* The data *
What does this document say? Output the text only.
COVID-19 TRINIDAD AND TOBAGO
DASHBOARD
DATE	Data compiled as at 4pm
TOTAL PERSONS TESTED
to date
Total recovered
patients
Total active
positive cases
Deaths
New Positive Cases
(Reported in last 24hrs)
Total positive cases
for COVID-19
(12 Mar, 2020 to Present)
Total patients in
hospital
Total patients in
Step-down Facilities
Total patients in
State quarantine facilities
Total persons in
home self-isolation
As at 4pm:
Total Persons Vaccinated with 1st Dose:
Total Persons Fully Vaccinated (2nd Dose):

* Task directions *
Every entry above must appear again in the reply, exactly as it stands.

* Solution *
What does this document say? Output the text only.
COVID-19 TRINIDAD AND TOBAGO
DASHBOARD
DATE	Data compiled as at 4pm
TOTAL PERSONS TESTED
to date
Total recovered
patients
Total active
positive cases
Deaths
New Positive Cases
(Reported in last 24hrs)
Total positive cases
for COVID-19
(12 Mar, 2020 to Present)
Total patients in
hospital
Total patients in
Step-down Facilities
Total patients in
State quarantine facilities
Total persons in
home self-isolation
As at 4pm:
Total Persons Vaccinated with 1st Dose:
Total Persons Fully Vaccinated (2nd Dose):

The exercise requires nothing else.